Problem statement: Duplicate the passage on the history of EventLogging from "Today, events logged" up to and including "events much faster.".

Text passage:
__________________________________________________

EventLogging was not designed to scale and be used in ways that we wanted to use it. It was initially intended for instrumenting features for telemetry – tracking interactions and recording measurements to give us insights into how features were used by actual users. You couldn't have a system, for example, that responded to events – that took actions based on information it received.
In 2015, an effort was made to extend the analytics focus of EventLogging to production events. This effort was dubbed 'EventBus' and culminated in three new components: the Mediawiki EventBus extension, the mediawiki/event-schemas git repository, and eventlogging-service-eventbus. eventlogging-service-eventbus is the first HTTP POST (internal) endpoint. It validated and produced events against more tightly controlled production schemas, and produced them to Kafka. EventBus was used to build the Change Propagation service. We originally intended to merge the analytics vs. production uses of EventLogging.
In 2018, we started the Modern Event Platform program, which included EventBus's original analytics+production unification goal as well as other parts of WMF's event processing stack using open source (non-homegrown) components where possible. The EventLogging python codebase was too WMF and Mediawiki specific to easily accomplish the unification, so it was decided to build a new more generic and extensible JSONSchema event service, eventually entitled EventGate.
In 2019, EventGate, along with other Modern Event Platform components, replaced eventlogging-service-eventbus, and is intended to eventually replace as the 'analytics' deployment of EventLogging services (e.g. eventlogging-processor).
Today, events logged via EventLogging don't go to a MySQL database, for instance, but instead to Hadoop, which enables a greater volume of events to be stored. Similarly, the pipeline for processing received events them has also been replaced by Kafka-based EventGate, which is one of Event Platform's core components and can ingest a much greater volume of events much faster.

__________________________________________________

Supplied records:
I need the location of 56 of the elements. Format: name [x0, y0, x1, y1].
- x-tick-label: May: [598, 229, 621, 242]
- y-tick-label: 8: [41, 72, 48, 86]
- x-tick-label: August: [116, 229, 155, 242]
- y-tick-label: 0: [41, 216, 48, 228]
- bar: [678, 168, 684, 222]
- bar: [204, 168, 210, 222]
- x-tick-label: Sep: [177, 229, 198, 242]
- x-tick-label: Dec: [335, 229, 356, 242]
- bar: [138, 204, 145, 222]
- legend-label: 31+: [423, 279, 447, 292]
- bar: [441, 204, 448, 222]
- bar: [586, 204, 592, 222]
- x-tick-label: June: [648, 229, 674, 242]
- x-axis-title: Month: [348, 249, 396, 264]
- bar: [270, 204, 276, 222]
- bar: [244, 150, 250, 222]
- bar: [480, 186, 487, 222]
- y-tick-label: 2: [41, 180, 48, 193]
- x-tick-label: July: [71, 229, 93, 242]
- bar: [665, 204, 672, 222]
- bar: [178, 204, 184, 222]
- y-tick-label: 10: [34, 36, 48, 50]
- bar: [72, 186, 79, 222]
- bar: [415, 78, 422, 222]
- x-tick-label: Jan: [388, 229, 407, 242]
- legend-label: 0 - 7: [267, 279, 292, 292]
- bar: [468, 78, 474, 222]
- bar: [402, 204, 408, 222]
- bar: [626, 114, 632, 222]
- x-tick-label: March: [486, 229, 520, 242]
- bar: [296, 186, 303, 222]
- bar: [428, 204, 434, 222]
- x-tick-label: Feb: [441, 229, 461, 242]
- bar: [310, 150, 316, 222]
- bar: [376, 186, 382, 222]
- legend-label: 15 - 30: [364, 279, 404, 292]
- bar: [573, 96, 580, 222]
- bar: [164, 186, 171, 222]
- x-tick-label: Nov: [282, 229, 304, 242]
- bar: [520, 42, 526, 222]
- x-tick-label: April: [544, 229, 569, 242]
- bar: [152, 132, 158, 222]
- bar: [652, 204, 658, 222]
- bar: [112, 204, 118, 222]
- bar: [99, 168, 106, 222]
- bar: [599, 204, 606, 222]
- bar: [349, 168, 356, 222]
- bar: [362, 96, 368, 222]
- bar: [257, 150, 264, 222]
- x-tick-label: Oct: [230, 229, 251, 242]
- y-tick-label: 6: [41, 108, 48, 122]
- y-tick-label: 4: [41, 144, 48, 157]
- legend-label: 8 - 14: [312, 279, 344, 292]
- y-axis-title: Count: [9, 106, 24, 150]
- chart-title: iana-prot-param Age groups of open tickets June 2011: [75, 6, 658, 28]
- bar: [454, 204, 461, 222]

__________________________________________________

Answer for the task:
Today, events logged via EventLogging don't go to a MySQL database, for instance, but instead to Hadoop, which enables a greater volume of events to be stored. Similarly, the pipeline for processing received events them has also been replaced by Kafka-based EventGate, which is one of Event Platform's core components and can ingest a much greater volume of events much faster.